__GIVEN INSTRUCTION__:
Repeat every record below exactly as it appears.

__DATA FOR THE TASK__:
• • • • • • •
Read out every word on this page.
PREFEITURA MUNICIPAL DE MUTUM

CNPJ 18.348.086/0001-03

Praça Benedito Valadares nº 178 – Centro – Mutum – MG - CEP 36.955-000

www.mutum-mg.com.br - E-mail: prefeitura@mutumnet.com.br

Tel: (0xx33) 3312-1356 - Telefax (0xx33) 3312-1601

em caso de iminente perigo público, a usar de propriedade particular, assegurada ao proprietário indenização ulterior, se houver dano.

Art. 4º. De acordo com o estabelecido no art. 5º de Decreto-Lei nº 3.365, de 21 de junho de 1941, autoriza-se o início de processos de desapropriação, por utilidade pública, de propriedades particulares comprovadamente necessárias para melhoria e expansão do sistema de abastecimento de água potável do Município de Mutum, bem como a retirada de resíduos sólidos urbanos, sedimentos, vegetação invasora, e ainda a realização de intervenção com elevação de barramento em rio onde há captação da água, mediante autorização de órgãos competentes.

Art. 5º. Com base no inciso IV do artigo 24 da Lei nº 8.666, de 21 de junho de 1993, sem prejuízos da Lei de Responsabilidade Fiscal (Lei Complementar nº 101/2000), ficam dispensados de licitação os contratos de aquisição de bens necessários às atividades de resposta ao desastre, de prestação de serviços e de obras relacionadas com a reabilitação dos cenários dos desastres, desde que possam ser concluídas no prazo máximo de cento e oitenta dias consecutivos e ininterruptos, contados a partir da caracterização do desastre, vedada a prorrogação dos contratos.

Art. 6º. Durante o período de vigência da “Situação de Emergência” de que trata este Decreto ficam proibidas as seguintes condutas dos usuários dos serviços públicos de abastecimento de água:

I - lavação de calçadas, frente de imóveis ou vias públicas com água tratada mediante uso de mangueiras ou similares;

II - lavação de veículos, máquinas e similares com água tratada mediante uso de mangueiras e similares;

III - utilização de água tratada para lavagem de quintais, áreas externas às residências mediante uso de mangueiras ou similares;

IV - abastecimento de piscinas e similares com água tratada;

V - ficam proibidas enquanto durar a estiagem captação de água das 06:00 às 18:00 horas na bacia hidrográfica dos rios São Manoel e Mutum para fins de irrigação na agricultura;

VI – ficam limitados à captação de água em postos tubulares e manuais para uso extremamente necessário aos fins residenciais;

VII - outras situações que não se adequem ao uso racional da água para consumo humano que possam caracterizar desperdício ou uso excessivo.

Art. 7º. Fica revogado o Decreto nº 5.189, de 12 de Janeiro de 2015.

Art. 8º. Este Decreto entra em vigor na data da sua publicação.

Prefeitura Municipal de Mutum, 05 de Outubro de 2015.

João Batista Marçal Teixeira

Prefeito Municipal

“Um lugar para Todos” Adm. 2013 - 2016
• • • • • • •
__TASK OUTPUT__:
Read out every word on this page.
PREFEITURA MUNICIPAL DE MUTUM

CNPJ 18.348.086/0001-03

Praça Benedito Valadares nº 178 – Centro – Mutum – MG - CEP 36.955-000

www.mutum-mg.com.br - E-mail: prefeitura@mutumnet.com.br

Tel: (0xx33) 3312-1356 - Telefax (0xx33) 3312-1601

em caso de iminente perigo público, a usar de propriedade particular, assegurada ao proprietário indenização ulterior, se houver dano.

Art. 4º. De acordo com o estabelecido no art. 5º de Decreto-Lei nº 3.365, de 21 de junho de 1941, autoriza-se o início de processos de desapropriação, por utilidade pública, de propriedades particulares comprovadamente necessárias para melhoria e expansão do sistema de abastecimento de água potável do Município de Mutum, bem como a retirada de resíduos sólidos urbanos, sedimentos, vegetação invasora, e ainda a realização de intervenção com elevação de barramento em rio onde há captação da água, mediante autorização de órgãos competentes.

Art. 5º. Com base no inciso IV do artigo 24 da Lei nº 8.666, de 21 de junho de 1993, sem prejuízos da Lei de Responsabilidade Fiscal (Lei Complementar nº 101/2000), ficam dispensados de licitação os contratos de aquisição de bens necessários às atividades de resposta ao desastre, de prestação de serviços e de obras relacionadas com a reabilitação dos cenários dos desastres, desde que possam ser concluídas no prazo máximo de cento e oitenta dias consecutivos e ininterruptos, contados a partir da caracterização do desastre, vedada a prorrogação dos contratos.

Art. 6º. Durante o período de vigência da “Situação de Emergência” de que trata este Decreto ficam proibidas as seguintes condutas dos usuários dos serviços públicos de abastecimento de água:

I - lavação de calçadas, frente de imóveis ou vias públicas com água tratada mediante uso de mangueiras ou similares;

II - lavação de veículos, máquinas e similares com água tratada mediante uso de mangueiras e similares;

III - utilização de água tratada para lavagem de quintais, áreas externas às residências mediante uso de mangueiras ou similares;

IV - abastecimento de piscinas e similares com água tratada;

V - ficam proibidas enquanto durar a estiagem captação de água das 06:00 às 18:00 horas na bacia hidrográfica dos rios São Manoel e Mutum para fins de irrigação na agricultura;

VI – ficam limitados à captação de água em postos tubulares e manuais para uso extremamente necessário aos fins residenciais;

VII - outras situações que não se adequem ao uso racional da água para consumo humano que possam caracterizar desperdício ou uso excessivo.

Art. 7º. Fica revogado o Decreto nº 5.189, de 12 de Janeiro de 2015.

Art. 8º. Este Decreto entra em vigor na data da sua publicação.

Prefeitura Municipal de Mutum, 05 de Outubro de 2015.

João Batista Marçal Teixeira

Prefeito Municipal

“Um lugar para Todos” Adm. 2013 - 2016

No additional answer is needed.